The exercise:
Set down every record once more, exactly as given.

BEGIN

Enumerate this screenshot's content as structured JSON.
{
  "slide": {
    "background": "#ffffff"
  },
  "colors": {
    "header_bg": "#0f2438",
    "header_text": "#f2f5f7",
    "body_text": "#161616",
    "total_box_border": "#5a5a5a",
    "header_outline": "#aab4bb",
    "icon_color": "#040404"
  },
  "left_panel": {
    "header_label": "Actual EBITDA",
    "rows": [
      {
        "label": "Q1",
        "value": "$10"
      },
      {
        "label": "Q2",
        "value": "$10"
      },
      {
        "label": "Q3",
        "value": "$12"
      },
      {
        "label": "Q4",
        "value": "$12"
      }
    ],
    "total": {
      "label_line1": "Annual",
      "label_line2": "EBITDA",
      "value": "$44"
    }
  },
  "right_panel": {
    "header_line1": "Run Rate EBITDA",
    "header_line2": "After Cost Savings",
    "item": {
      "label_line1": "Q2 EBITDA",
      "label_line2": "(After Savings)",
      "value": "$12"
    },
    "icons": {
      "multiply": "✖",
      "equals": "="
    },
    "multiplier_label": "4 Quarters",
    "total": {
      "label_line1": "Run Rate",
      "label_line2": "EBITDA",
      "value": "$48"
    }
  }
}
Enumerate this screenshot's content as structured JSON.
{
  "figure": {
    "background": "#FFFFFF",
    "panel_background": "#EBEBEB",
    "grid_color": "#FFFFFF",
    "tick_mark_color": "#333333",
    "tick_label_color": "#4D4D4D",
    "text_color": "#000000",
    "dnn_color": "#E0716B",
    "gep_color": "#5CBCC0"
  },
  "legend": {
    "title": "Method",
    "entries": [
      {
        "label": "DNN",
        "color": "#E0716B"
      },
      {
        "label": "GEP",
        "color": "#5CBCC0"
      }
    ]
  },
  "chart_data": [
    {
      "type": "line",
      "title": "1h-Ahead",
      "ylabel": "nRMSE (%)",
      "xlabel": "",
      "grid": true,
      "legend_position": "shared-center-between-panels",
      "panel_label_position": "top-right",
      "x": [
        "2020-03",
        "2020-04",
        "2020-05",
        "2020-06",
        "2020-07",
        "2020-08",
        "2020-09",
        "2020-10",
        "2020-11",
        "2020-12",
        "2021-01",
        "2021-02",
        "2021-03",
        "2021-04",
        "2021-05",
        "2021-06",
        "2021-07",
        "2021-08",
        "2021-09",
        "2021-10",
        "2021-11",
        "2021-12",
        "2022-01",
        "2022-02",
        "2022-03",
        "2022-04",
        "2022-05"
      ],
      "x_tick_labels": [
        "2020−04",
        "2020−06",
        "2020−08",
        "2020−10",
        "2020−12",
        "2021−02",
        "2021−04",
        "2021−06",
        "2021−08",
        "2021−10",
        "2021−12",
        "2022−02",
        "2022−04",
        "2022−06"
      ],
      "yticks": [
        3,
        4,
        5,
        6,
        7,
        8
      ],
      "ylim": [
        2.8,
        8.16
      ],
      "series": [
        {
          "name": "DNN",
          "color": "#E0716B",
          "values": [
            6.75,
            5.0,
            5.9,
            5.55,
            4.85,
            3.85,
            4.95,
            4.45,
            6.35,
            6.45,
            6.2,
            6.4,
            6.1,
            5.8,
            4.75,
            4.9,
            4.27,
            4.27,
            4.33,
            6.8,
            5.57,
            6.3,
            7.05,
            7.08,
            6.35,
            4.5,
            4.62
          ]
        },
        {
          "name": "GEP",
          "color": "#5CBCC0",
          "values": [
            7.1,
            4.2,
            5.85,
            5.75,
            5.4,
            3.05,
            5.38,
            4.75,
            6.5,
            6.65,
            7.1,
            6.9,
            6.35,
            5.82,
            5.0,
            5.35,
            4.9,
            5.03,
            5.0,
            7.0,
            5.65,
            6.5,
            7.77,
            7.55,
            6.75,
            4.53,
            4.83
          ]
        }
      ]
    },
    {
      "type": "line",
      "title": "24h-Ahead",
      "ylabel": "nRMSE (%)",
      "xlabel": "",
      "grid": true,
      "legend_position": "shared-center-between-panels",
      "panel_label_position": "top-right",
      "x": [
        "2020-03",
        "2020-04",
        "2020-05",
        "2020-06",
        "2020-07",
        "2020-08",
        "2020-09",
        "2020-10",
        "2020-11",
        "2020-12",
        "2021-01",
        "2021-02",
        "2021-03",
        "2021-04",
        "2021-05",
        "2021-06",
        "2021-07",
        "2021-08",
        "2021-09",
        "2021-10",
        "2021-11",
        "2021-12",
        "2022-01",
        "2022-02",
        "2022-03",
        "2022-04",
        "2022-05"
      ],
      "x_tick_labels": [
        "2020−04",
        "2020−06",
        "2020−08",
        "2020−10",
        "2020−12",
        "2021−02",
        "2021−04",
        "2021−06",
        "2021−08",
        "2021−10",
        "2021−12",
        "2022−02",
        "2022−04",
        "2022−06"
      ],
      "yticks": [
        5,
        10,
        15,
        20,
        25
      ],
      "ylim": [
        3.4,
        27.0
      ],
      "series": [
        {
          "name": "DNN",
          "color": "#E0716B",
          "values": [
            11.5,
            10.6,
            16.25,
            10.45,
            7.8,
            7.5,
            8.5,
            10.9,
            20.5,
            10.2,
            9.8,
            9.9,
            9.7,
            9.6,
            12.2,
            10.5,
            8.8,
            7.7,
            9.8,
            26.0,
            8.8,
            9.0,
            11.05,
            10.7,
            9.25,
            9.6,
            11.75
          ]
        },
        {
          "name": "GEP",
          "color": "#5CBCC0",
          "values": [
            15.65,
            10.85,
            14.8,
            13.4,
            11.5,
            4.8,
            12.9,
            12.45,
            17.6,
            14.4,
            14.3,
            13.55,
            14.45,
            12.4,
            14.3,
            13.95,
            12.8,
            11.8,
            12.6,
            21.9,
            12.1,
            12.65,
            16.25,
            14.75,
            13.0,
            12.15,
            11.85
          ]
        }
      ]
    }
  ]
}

END

Result of the task:
Enumerate this screenshot's content as structured JSON.
{
  "slide": {
    "background": "#ffffff"
  },
  "colors": {
    "header_bg": "#0f2438",
    "header_text": "#f2f5f7",
    "body_text": "#161616",
    "total_box_border": "#5a5a5a",
    "header_outline": "#aab4bb",
    "icon_color": "#040404"
  },
  "left_panel": {
    "header_label": "Actual EBITDA",
    "rows": [
      {
        "label": "Q1",
        "value": "$10"
      },
      {
        "label": "Q2",
        "value": "$10"
      },
      {
        "label": "Q3",
        "value": "$12"
      },
      {
        "label": "Q4",
        "value": "$12"
      }
    ],
    "total": {
      "label_line1": "Annual",
      "label_line2": "EBITDA",
      "value": "$44"
    }
  },
  "right_panel": {
    "header_line1": "Run Rate EBITDA",
    "header_line2": "After Cost Savings",
    "item": {
      "label_line1": "Q2 EBITDA",
      "label_line2": "(After Savings)",
      "value": "$12"
    },
    "icons": {
      "multiply": "✖",
      "equals": "="
    },
    "multiplier_label": "4 Quarters",
    "total": {
      "label_line1": "Run Rate",
      "label_line2": "EBITDA",
      "value": "$48"
    }
  }
}
Enumerate this screenshot's content as structured JSON.
{
  "figure": {
    "background": "#FFFFFF",
    "panel_background": "#EBEBEB",
    "grid_color": "#FFFFFF",
    "tick_mark_color": "#333333",
    "tick_label_color": "#4D4D4D",
    "text_color": "#000000",
    "dnn_color": "#E0716B",
    "gep_color": "#5CBCC0"
  },
  "legend": {
    "title": "Method",
    "entries": [
      {
        "label": "DNN",
        "color": "#E0716B"
      },
      {
        "label": "GEP",
        "color": "#5CBCC0"
      }
    ]
  },
  "chart_data": [
    {
      "type": "line",
      "title": "1h-Ahead",
      "ylabel": "nRMSE (%)",
      "xlabel": "",
      "grid": true,
      "legend_position": "shared-center-between-panels",
      "panel_label_position": "top-right",
      "x": [
        "2020-03",
        "2020-04",
        "2020-05",
        "2020-06",
        "2020-07",
        "2020-08",
        "2020-09",
        "2020-10",
        "2020-11",
        "2020-12",
        "2021-01",
        "2021-02",
        "2021-03",
        "2021-04",
        "2021-05",
        "2021-06",
        "2021-07",
        "2021-08",
        "2021-09",
        "2021-10",
        "2021-11",
        "2021-12",
        "2022-01",
        "2022-02",
        "2022-03",
        "2022-04",
        "2022-05"
      ],
      "x_tick_labels": [
        "2020−04",
        "2020−06",
        "2020−08",
        "2020−10",
        "2020−12",
        "2021−02",
        "2021−04",
        "2021−06",
        "2021−08",
        "2021−10",
        "2021−12",
        "2022−02",
        "2022−04",
        "2022−06"
      ],
      "yticks": [
        3,
        4,
        5,
        6,
        7,
        8
      ],
      "ylim": [
        2.8,
        8.16
      ],
      "series": [
        {
          "name": "DNN",
          "color": "#E0716B",
          "values": [
            6.75,
            5.0,
            5.9,
            5.55,
            4.85,
            3.85,
            4.95,
            4.45,
            6.35,
            6.45,
            6.2,
            6.4,
            6.1,
            5.8,
            4.75,
            4.9,
            4.27,
            4.27,
            4.33,
            6.8,
            5.57,
            6.3,
            7.05,
            7.08,
            6.35,
            4.5,
            4.62
          ]
        },
        {
          "name": "GEP",
          "color": "#5CBCC0",
          "values": [
            7.1,
            4.2,
            5.85,
            5.75,
            5.4,
            3.05,
            5.38,
            4.75,
            6.5,
            6.65,
            7.1,
            6.9,
            6.35,
            5.82,
            5.0,
            5.35,
            4.9,
            5.03,
            5.0,
            7.0,
            5.65,
            6.5,
            7.77,
            7.55,
            6.75,
            4.53,
            4.83
          ]
        }
      ]
    },
    {
      "type": "line",
      "title": "24h-Ahead",
      "ylabel": "nRMSE (%)",
      "xlabel": "",
      "grid": true,
      "legend_position": "shared-center-between-panels",
      "panel_label_position": "top-right",
      "x": [
        "2020-03",
        "2020-04",
        "2020-05",
        "2020-06",
        "2020-07",
        "2020-08",
        "2020-09",
        "2020-10",
        "2020-11",
        "2020-12",
        "2021-01",
        "2021-02",
        "2021-03",
        "2021-04",
        "2021-05",
        "2021-06",
        "2021-07",
        "2021-08",
        "2021-09",
        "2021-10",
        "2021-11",
        "2021-12",
        "2022-01",
        "2022-02",
        "2022-03",
        "2022-04",
        "2022-05"
      ],
      "x_tick_labels": [
        "2020−04",
        "2020−06",
        "2020−08",
        "2020−10",
        "2020−12",
        "2021−02",
        "2021−04",
        "2021−06",
        "2021−08",
        "2021−10",
        "2021−12",
        "2022−02",
        "2022−04",
        "2022−06"
      ],
      "yticks": [
        5,
        10,
        15,
        20,
        25
      ],
      "ylim": [
        3.4,
        27.0
      ],
      "series": [
        {
          "name": "DNN",
          "color": "#E0716B",
          "values": [
            11.5,
            10.6,
            16.25,
            10.45,
            7.8,
            7.5,
            8.5,
            10.9,
            20.5,
            10.2,
            9.8,
            9.9,
            9.7,
            9.6,
            12.2,
            10.5,
            8.8,
            7.7,
            9.8,
            26.0,
            8.8,
            9.0,
            11.05,
            10.7,
            9.25,
            9.6,
            11.75
          ]
        },
        {
          "name": "GEP",
          "color": "#5CBCC0",
          "values": [
            15.65,
            10.85,
            14.8,
            13.4,
            11.5,
            4.8,
            12.9,
            12.45,
            17.6,
            14.4,
            14.3,
            13.55,
            14.45,
            12.4,
            14.3,
            13.95,
            12.8,
            11.8,
            12.6,
            21.9,
            12.1,
            12.65,
            16.25,
            14.75,
            13.0,
            12.15,
            11.85
          ]
        }
      ]
    }
  ]
}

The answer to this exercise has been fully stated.